Entries —
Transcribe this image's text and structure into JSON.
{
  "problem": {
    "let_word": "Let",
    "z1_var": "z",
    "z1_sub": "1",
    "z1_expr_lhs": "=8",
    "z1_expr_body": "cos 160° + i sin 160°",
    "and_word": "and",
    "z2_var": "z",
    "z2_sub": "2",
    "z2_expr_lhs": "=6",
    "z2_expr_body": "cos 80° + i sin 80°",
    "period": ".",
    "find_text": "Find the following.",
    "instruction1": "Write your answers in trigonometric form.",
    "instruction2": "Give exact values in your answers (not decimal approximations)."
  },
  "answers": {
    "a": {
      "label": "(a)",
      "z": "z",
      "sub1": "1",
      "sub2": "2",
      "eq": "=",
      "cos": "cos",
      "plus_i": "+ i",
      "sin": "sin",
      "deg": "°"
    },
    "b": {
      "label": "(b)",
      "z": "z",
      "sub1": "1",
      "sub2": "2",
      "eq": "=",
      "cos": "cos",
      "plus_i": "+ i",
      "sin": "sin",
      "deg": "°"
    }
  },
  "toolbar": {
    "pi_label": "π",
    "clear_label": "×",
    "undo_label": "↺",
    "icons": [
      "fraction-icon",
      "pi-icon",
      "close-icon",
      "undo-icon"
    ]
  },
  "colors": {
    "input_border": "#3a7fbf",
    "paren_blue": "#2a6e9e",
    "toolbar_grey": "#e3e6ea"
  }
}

Directions — Return the number of lines that include the word "your", and nothing else.

Finished answer — 2